* Begin *
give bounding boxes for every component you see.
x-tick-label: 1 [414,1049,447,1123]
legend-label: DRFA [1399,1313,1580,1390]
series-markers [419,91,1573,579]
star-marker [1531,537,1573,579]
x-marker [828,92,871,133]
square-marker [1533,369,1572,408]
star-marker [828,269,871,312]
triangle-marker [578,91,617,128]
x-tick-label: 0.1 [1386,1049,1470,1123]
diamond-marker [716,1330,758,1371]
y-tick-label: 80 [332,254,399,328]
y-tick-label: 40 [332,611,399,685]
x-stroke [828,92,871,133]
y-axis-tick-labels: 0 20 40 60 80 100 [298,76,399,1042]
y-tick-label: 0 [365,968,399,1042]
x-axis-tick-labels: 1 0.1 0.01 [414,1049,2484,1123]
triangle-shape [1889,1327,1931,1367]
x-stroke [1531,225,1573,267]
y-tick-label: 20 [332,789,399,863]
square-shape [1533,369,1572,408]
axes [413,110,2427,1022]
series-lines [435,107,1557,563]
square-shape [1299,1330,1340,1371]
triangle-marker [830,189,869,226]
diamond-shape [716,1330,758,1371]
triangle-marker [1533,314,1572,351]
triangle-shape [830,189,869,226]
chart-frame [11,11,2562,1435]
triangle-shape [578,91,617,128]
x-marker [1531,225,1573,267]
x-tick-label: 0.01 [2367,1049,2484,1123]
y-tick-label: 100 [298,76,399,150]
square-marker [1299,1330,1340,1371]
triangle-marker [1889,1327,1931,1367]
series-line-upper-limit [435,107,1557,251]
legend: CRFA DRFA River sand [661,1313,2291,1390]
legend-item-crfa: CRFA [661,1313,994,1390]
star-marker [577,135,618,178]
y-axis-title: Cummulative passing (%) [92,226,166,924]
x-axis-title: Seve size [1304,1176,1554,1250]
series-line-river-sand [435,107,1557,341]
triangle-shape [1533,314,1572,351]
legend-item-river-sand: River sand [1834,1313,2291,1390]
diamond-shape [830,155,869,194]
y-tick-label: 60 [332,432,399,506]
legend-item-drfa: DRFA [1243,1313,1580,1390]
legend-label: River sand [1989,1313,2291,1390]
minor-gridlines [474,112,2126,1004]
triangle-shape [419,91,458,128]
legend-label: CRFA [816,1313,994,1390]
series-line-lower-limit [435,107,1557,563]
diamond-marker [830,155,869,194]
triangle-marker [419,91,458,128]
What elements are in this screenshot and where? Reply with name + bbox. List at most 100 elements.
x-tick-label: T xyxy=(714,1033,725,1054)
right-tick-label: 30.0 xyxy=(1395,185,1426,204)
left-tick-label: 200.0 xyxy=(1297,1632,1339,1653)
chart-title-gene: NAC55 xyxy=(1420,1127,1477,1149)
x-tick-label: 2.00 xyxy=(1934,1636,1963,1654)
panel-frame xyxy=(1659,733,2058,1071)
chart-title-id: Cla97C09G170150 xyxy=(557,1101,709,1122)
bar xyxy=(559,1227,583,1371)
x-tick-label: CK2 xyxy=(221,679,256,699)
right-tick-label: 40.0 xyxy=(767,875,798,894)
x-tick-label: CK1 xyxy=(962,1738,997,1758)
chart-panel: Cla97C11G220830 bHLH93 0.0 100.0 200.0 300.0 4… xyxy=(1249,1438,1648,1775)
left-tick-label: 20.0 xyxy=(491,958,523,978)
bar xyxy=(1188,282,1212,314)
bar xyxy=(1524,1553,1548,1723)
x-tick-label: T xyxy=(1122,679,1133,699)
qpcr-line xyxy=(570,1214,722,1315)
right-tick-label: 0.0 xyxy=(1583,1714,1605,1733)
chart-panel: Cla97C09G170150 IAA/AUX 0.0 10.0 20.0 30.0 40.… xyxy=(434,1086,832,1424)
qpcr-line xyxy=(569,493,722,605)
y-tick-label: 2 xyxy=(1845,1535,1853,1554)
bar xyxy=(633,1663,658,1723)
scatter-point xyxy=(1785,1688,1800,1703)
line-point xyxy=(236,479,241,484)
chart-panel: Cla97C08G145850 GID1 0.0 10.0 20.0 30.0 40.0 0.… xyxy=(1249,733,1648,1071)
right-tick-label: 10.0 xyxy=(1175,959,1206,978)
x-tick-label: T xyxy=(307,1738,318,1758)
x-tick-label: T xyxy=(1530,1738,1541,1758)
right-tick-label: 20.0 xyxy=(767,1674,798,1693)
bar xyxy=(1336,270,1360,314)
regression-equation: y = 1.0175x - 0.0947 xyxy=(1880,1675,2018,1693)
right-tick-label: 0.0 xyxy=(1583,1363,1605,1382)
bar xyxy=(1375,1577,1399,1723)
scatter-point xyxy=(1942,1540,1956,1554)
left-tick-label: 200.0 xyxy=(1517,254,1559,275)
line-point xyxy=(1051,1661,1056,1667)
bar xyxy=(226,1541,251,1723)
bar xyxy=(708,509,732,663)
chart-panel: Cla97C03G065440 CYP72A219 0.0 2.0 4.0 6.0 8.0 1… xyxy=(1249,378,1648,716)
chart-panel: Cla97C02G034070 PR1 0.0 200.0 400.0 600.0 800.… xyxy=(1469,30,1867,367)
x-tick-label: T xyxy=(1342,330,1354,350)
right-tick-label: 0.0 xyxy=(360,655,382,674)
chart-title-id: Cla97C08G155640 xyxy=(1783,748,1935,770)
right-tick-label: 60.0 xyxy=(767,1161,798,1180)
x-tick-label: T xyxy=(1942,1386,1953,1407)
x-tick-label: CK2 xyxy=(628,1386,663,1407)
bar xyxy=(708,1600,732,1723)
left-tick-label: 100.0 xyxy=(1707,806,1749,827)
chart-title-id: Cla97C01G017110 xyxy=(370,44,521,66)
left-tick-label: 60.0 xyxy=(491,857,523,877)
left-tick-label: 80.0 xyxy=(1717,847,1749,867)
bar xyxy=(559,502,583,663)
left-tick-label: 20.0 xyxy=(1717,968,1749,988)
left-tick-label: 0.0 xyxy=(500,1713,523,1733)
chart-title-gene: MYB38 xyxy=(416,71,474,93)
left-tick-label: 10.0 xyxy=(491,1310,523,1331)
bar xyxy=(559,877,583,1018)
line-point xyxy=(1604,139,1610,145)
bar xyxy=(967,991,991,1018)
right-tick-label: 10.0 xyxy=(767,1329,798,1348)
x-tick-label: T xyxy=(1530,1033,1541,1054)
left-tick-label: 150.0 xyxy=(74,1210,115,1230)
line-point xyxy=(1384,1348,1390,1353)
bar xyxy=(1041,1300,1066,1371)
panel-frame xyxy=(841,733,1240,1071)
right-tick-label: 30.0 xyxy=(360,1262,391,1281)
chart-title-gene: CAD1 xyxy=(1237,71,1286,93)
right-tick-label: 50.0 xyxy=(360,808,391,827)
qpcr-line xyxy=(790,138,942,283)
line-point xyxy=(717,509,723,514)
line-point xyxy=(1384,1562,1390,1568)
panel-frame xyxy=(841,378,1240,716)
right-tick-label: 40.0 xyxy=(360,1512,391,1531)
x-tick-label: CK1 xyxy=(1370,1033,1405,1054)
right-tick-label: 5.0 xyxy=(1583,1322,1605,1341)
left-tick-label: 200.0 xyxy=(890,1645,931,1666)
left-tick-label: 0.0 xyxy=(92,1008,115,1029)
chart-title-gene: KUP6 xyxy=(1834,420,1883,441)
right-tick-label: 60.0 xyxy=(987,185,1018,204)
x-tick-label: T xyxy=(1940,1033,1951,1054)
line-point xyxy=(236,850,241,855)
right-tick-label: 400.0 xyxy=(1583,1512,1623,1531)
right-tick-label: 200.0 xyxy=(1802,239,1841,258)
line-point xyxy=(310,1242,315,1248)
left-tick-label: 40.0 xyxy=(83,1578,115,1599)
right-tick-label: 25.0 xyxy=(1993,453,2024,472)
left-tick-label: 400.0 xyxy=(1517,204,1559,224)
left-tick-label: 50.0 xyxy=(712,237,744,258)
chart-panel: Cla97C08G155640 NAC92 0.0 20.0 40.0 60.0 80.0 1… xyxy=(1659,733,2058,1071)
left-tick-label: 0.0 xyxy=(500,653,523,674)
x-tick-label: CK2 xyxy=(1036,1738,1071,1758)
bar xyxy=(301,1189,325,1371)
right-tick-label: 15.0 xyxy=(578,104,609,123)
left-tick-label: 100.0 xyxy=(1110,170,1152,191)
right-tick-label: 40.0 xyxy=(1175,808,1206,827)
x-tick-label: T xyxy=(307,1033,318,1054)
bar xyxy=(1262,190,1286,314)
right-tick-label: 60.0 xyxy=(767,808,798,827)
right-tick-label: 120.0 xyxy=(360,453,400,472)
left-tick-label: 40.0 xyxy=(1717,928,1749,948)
* End *
Quote the lines running from the start of the records through the line that contains "square-shape [1533,369,1572,408]", including both of those lines.

give bounding boxes for every component you see.
x-tick-label: 1 [414,1049,447,1123]
legend-label: DRFA [1399,1313,1580,1390]
series-markers [419,91,1573,579]
star-marker [1531,537,1573,579]
x-marker [828,92,871,133]
square-marker [1533,369,1572,408]
star-marker [828,269,871,312]
triangle-marker [578,91,617,128]
x-tick-label: 0.1 [1386,1049,1470,1123]
diamond-marker [716,1330,758,1371]
y-tick-label: 80 [332,254,399,328]
y-tick-label: 40 [332,611,399,685]
x-stroke [828,92,871,133]
y-axis-tick-labels: 0 20 40 60 80 100 [298,76,399,1042]
y-tick-label: 0 [365,968,399,1042]
x-axis-tick-labels: 1 0.1 0.01 [414,1049,2484,1123]
triangle-shape [1889,1327,1931,1367]
x-stroke [1531,225,1573,267]
y-tick-label: 20 [332,789,399,863]
square-shape [1533,369,1572,408]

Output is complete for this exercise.